SET TASK: Find each line with "about" and copy it.

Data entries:
===
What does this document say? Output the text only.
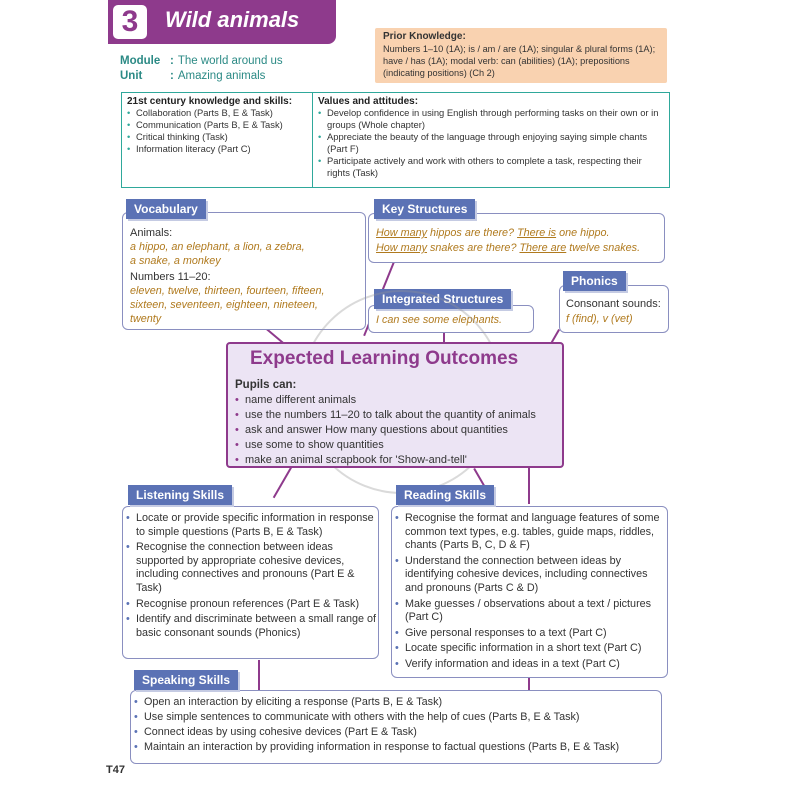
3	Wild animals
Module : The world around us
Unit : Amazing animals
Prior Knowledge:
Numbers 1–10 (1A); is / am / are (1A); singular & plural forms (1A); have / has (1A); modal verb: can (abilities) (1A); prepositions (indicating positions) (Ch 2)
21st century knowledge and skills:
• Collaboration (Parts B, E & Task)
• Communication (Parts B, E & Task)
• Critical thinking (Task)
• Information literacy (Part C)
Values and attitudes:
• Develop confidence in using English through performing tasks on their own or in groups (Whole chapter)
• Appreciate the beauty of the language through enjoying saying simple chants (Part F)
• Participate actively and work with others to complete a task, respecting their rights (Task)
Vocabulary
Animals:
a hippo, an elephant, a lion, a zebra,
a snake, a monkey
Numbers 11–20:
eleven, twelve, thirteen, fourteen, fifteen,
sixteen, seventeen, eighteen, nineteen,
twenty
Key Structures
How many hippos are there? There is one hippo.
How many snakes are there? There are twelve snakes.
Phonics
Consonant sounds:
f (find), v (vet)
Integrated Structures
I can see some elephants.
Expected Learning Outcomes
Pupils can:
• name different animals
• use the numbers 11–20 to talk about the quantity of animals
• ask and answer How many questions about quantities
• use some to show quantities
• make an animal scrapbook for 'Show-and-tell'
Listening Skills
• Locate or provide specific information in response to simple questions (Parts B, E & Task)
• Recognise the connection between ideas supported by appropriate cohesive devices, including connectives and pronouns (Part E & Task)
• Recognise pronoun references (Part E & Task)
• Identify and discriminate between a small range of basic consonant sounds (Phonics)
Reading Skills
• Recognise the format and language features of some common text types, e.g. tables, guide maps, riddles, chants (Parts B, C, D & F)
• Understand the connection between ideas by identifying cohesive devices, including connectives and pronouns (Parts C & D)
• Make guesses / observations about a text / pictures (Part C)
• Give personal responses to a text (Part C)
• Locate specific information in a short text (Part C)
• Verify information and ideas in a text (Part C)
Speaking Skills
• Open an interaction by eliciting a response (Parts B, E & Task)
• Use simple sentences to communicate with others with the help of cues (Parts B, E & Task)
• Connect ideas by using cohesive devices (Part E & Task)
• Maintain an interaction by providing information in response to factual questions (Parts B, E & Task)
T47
===
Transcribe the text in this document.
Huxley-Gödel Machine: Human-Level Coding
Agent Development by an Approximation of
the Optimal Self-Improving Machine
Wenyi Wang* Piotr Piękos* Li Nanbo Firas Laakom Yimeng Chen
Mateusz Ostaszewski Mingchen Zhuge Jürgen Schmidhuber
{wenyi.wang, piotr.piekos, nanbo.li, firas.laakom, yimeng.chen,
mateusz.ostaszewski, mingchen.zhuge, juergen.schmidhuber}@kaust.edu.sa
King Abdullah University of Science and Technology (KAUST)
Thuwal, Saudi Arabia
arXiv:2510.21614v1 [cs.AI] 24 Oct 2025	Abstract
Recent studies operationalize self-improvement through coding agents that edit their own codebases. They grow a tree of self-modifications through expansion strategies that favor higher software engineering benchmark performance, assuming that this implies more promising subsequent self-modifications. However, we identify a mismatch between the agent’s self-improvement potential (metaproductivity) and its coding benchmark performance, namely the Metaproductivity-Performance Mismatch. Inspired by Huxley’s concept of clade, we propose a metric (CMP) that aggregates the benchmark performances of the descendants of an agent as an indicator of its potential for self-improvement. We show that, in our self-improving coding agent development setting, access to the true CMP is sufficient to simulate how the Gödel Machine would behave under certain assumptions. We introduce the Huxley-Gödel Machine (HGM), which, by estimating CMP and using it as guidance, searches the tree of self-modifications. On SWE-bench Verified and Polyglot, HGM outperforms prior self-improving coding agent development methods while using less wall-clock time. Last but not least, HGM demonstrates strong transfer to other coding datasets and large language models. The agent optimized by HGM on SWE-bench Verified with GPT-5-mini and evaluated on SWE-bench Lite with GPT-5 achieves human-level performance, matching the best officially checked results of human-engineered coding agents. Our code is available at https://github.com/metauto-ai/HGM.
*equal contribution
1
===
REPLY TO THE TASK:
• use the numbers 11–20 to talk about the quantity of animals
• ask and answer How many questions about quantities
• Make guesses / observations about a text / pictures (Part C)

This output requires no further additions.